### Information given
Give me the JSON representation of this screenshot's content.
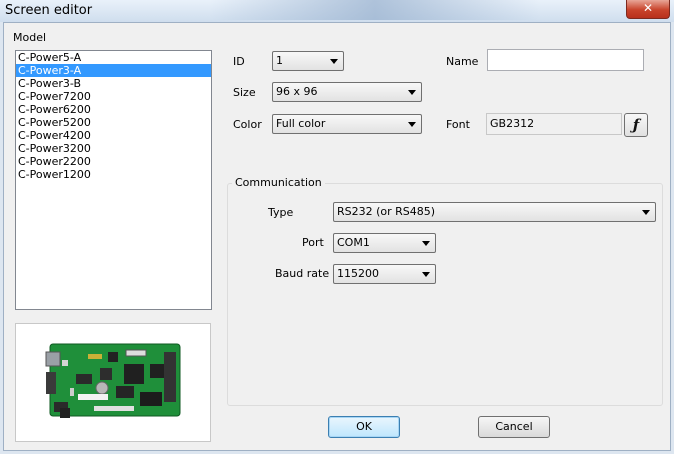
{
  "window": {
    "title": "Screen editor",
    "close_glyph": "✕"
  },
  "model": {
    "label": "Model",
    "items": [
      "C-Power5-A",
      "C-Power3-A",
      "C-Power3-B",
      "C-Power7200",
      "C-Power6200",
      "C-Power5200",
      "C-Power4200",
      "C-Power3200",
      "C-Power2200",
      "C-Power1200"
    ],
    "selected_index": 1
  },
  "form": {
    "id_label": "ID",
    "id_value": "1",
    "name_label": "Name",
    "name_value": "",
    "size_label": "Size",
    "size_value": "96 x 96",
    "color_label": "Color",
    "color_value": "Full color",
    "font_label": "Font",
    "font_value": "GB2312",
    "font_button_glyph": "ƒ"
  },
  "communication": {
    "title": "Communication",
    "type_label": "Type",
    "type_value": "RS232 (or RS485)",
    "port_label": "Port",
    "port_value": "COM1",
    "baud_label": "Baud rate",
    "baud_value": "115200"
  },
  "buttons": {
    "ok": "OK",
    "cancel": "Cancel"
  },
  "colors": {
    "selection": "#3399ff",
    "board_green": "#1f8f3a"
  }
}
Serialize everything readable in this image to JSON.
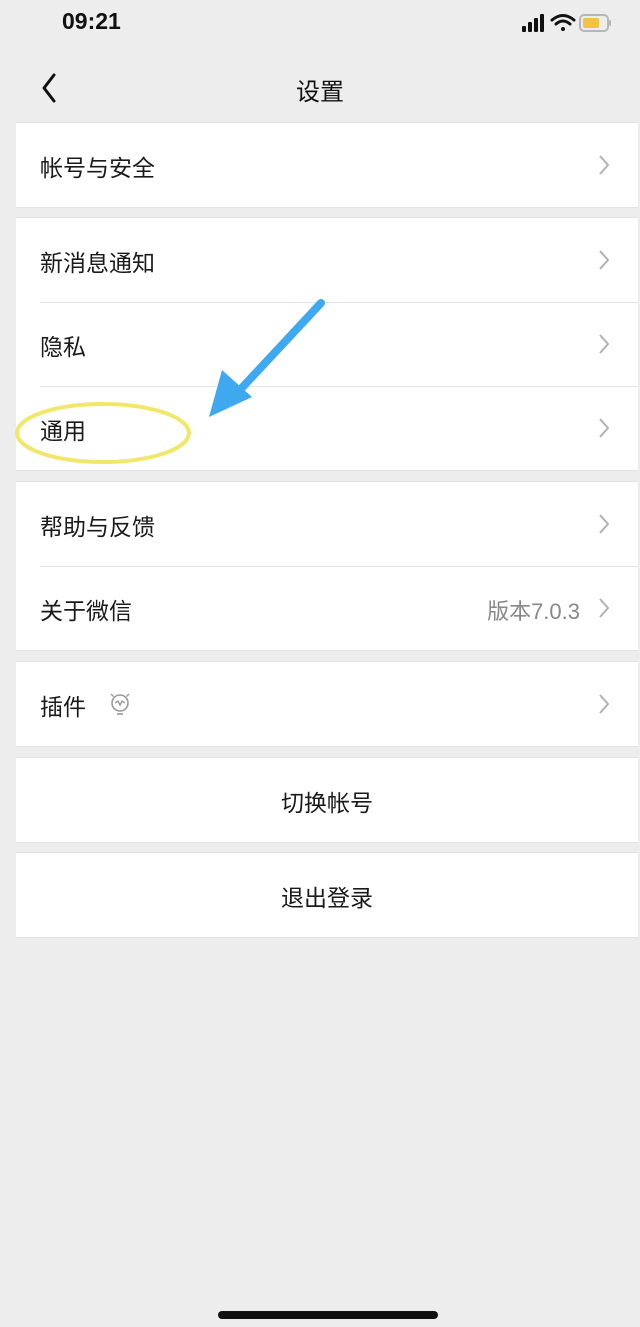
{
  "status_bar": {
    "time": "09:21",
    "icons": [
      "signal-icon",
      "wifi-icon",
      "battery-icon"
    ],
    "battery_color": "#f5c33b"
  },
  "nav": {
    "title": "设置",
    "back_icon": "chevron-left-icon"
  },
  "groups": [
    {
      "items": [
        {
          "label": "帐号与安全"
        }
      ]
    },
    {
      "items": [
        {
          "label": "新消息通知"
        },
        {
          "label": "隐私"
        },
        {
          "label": "通用"
        }
      ]
    },
    {
      "items": [
        {
          "label": "帮助与反馈"
        },
        {
          "label": "关于微信",
          "value": "版本7.0.3"
        }
      ]
    },
    {
      "items": [
        {
          "label": "插件",
          "icon": "plugin-bulb-icon"
        }
      ]
    }
  ],
  "actions": {
    "switch_account": "切换帐号",
    "logout": "退出登录"
  },
  "annotations": {
    "arrow_color": "#3fa9f0",
    "highlight_color": "#f1e76a"
  },
  "colors": {
    "background": "#ededed",
    "cell": "#ffffff",
    "secondary_text": "#888888",
    "chevron": "#b2b2b2"
  }
}
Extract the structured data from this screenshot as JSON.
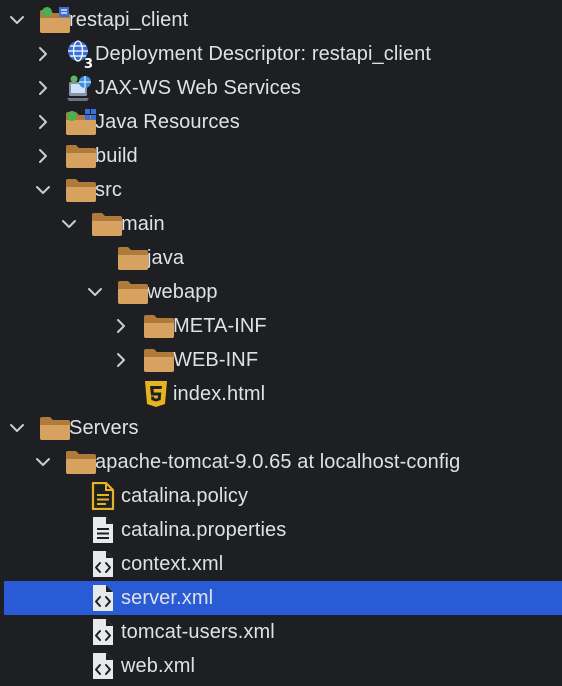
{
  "tree": {
    "rows": [
      {
        "name": "project-restapi-client",
        "label": "restapi_client",
        "depth": 0,
        "twisty": "down",
        "icon": "web-project-folder-icon"
      },
      {
        "name": "deployment-descriptor",
        "label": "Deployment Descriptor: restapi_client",
        "depth": 1,
        "twisty": "right",
        "icon": "deployment-descriptor-icon"
      },
      {
        "name": "jax-ws-web-services",
        "label": "JAX-WS Web Services",
        "depth": 1,
        "twisty": "right",
        "icon": "web-services-icon"
      },
      {
        "name": "java-resources",
        "label": "Java Resources",
        "depth": 1,
        "twisty": "right",
        "icon": "java-resources-icon"
      },
      {
        "name": "folder-build",
        "label": "build",
        "depth": 1,
        "twisty": "right",
        "icon": "folder-icon"
      },
      {
        "name": "folder-src",
        "label": "src",
        "depth": 1,
        "twisty": "down",
        "icon": "folder-icon"
      },
      {
        "name": "folder-main",
        "label": "main",
        "depth": 2,
        "twisty": "down",
        "icon": "folder-icon"
      },
      {
        "name": "folder-java",
        "label": "java",
        "depth": 3,
        "twisty": "none",
        "icon": "folder-icon"
      },
      {
        "name": "folder-webapp",
        "label": "webapp",
        "depth": 3,
        "twisty": "down",
        "icon": "folder-icon"
      },
      {
        "name": "folder-meta-inf",
        "label": "META-INF",
        "depth": 4,
        "twisty": "right",
        "icon": "folder-icon"
      },
      {
        "name": "folder-web-inf",
        "label": "WEB-INF",
        "depth": 4,
        "twisty": "right",
        "icon": "folder-icon"
      },
      {
        "name": "file-index-html",
        "label": "index.html",
        "depth": 4,
        "twisty": "none",
        "icon": "html5-icon"
      },
      {
        "name": "folder-servers",
        "label": "Servers",
        "depth": 0,
        "twisty": "down",
        "icon": "folder-icon"
      },
      {
        "name": "folder-apache-tomcat",
        "label": "apache-tomcat-9.0.65 at localhost-config",
        "depth": 1,
        "twisty": "down",
        "icon": "folder-icon"
      },
      {
        "name": "file-catalina-policy",
        "label": "catalina.policy",
        "depth": 2,
        "twisty": "none",
        "icon": "policy-file-icon"
      },
      {
        "name": "file-catalina-properties",
        "label": "catalina.properties",
        "depth": 2,
        "twisty": "none",
        "icon": "text-file-icon"
      },
      {
        "name": "file-context-xml",
        "label": "context.xml",
        "depth": 2,
        "twisty": "none",
        "icon": "xml-file-icon"
      },
      {
        "name": "file-server-xml",
        "label": "server.xml",
        "depth": 2,
        "twisty": "none",
        "icon": "xml-file-icon",
        "selected": true
      },
      {
        "name": "file-tomcat-users-xml",
        "label": "tomcat-users.xml",
        "depth": 2,
        "twisty": "none",
        "icon": "xml-file-icon"
      },
      {
        "name": "file-web-xml",
        "label": "web.xml",
        "depth": 2,
        "twisty": "none",
        "icon": "xml-file-icon"
      }
    ]
  },
  "colors": {
    "background": "#1e1f22",
    "text": "#dfe1e5",
    "selection": "#2a5bd6",
    "folder": "#d7a15f",
    "folder_dark": "#b07a3c",
    "html5": "#e6b422",
    "twisty": "#c9ccd1"
  }
}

### Task to carry out
Check the data for the word "selection" and pull out the lines that have it.

### Exercise answer
    "selection": "#3399ff",
    "selection": "#2a5bd6",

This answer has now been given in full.